**Aim of the task**
Word for word, transcribe the lines below and drop the pictures.

--- start The data ---

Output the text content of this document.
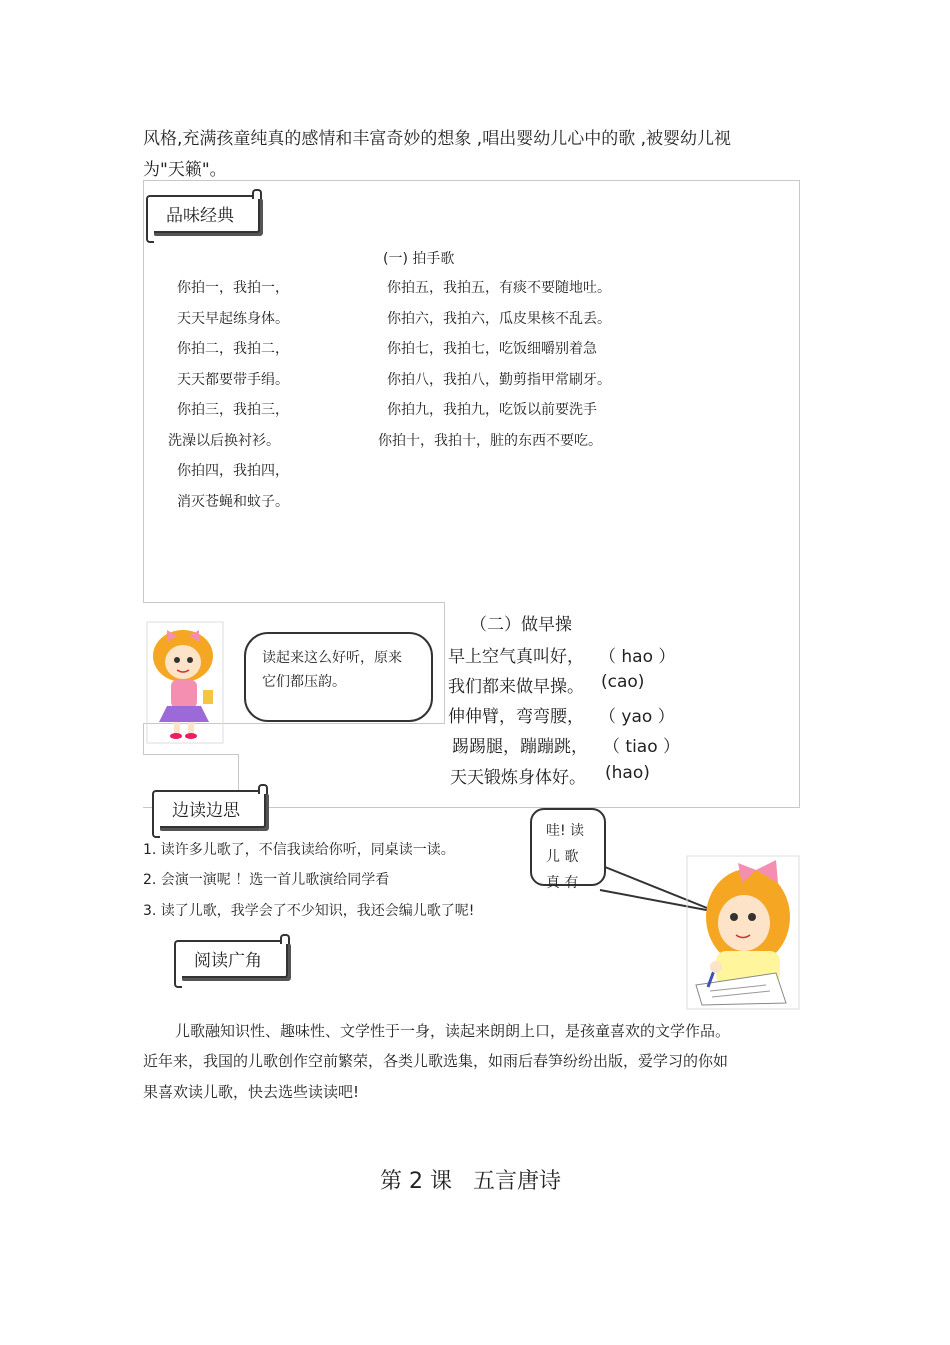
风格,充满孩童纯真的感情和丰富奇妙的想象 ,唱出婴幼儿心中的歌 ,被婴幼儿视
为"天籁"。
品味经典
(一) 拍手歌
你拍一，我拍一，
天天早起练身体。
你拍二，我拍二，
天天都要带手绢。
你拍三，我拍三，
洗澡以后换衬衫。
你拍四，我拍四，
消灭苍蝇和蚊子。
你拍五，我拍五，有痰不要随地吐。
你拍六，我拍六，瓜皮果核不乱丢。
你拍七，我拍七，吃饭细嚼别着急
你拍八，我拍八，勤剪指甲常刷牙。
你拍九，我拍九，吃饭以前要洗手
你拍十，我拍十，脏的东西不要吃。
读起来这么好听，原来它们都压韵。
（二）做早操
早上空气真叫好， （ hao ）
我们都来做早操。 (cao)
伸伸臂，弯弯腰， （ yao ）
踢踢腿，蹦蹦跳， （ tiao ）
天天锻炼身体好。 (hao)
边读边思
1. 读许多儿歌了，不信我读给你听，同桌读一读。
2. 会演一演呢 ！选一首儿歌演给同学看
3. 读了儿歌，我学会了不少知识，我还会编儿歌了呢!
哇! 读
儿 歌
真 有
阅读广角
儿歌融知识性、趣味性、文学性于一身，读起来朗朗上口，是孩童喜欢的文学作品。
近年来，我国的儿歌创作空前繁荣，各类儿歌选集，如雨后春笋纷纷出版，爱学习的你如
果喜欢读儿歌，快去选些读读吧!
第 2 课   五言唐诗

--- end The data ---

**Exercise output**
Output the text content of this document.
风格,充满孩童纯真的感情和丰富奇妙的想象 ,唱出婴幼儿心中的歌 ,被婴幼儿视
为"天籁"。
品味经典
(一) 拍手歌
你拍一，我拍一，
天天早起练身体。
你拍二，我拍二，
天天都要带手绢。
你拍三，我拍三，
洗澡以后换衬衫。
你拍四，我拍四，
消灭苍蝇和蚊子。
你拍五，我拍五，有痰不要随地吐。
你拍六，我拍六，瓜皮果核不乱丢。
你拍七，我拍七，吃饭细嚼别着急
你拍八，我拍八，勤剪指甲常刷牙。
你拍九，我拍九，吃饭以前要洗手
你拍十，我拍十，脏的东西不要吃。
读起来这么好听，原来它们都压韵。
（二）做早操
早上空气真叫好， （ hao ）
我们都来做早操。 (cao)
伸伸臂，弯弯腰， （ yao ）
踢踢腿，蹦蹦跳， （ tiao ）
天天锻炼身体好。 (hao)
边读边思
1. 读许多儿歌了，不信我读给你听，同桌读一读。
2. 会演一演呢 ！选一首儿歌演给同学看
3. 读了儿歌，我学会了不少知识，我还会编儿歌了呢!
哇! 读
儿 歌
真 有
阅读广角
儿歌融知识性、趣味性、文学性于一身，读起来朗朗上口，是孩童喜欢的文学作品。
近年来，我国的儿歌创作空前繁荣，各类儿歌选集，如雨后春笋纷纷出版，爱学习的你如
果喜欢读儿歌，快去选些读读吧!
第 2 课   五言唐诗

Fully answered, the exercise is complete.